* Document page entries with text:
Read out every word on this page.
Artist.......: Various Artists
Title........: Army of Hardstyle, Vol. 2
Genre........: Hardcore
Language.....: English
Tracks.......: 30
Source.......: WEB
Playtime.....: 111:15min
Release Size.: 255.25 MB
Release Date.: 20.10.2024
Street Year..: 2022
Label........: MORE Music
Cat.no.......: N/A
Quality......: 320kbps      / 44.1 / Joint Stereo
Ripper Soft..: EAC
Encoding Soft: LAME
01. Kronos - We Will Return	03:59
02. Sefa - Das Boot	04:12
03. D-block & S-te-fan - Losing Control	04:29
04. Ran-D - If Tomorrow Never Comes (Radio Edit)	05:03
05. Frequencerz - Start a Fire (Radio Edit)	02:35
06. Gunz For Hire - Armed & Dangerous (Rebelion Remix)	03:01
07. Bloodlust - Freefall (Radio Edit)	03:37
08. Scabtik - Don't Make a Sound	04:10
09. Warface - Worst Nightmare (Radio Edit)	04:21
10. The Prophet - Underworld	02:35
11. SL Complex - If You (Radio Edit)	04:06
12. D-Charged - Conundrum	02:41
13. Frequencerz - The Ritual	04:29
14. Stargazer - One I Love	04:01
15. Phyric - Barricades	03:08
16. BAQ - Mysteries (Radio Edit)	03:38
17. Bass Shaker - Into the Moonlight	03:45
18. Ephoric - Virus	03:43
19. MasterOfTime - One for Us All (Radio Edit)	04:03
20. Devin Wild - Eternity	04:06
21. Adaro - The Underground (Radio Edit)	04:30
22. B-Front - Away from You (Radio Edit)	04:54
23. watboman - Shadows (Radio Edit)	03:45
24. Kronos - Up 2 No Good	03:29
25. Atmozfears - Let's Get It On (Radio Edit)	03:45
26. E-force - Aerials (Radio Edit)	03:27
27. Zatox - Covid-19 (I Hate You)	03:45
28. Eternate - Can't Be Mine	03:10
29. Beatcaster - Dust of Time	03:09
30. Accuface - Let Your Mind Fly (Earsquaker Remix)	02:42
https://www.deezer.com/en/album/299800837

* EXERCISE DESCRIPTION:
All lines above containing the string "Kronos": copy each one.

* RESULT OF THIS TASK:
01. Kronos - We Will Return	03:59
24. Kronos - Up 2 No Good	03:29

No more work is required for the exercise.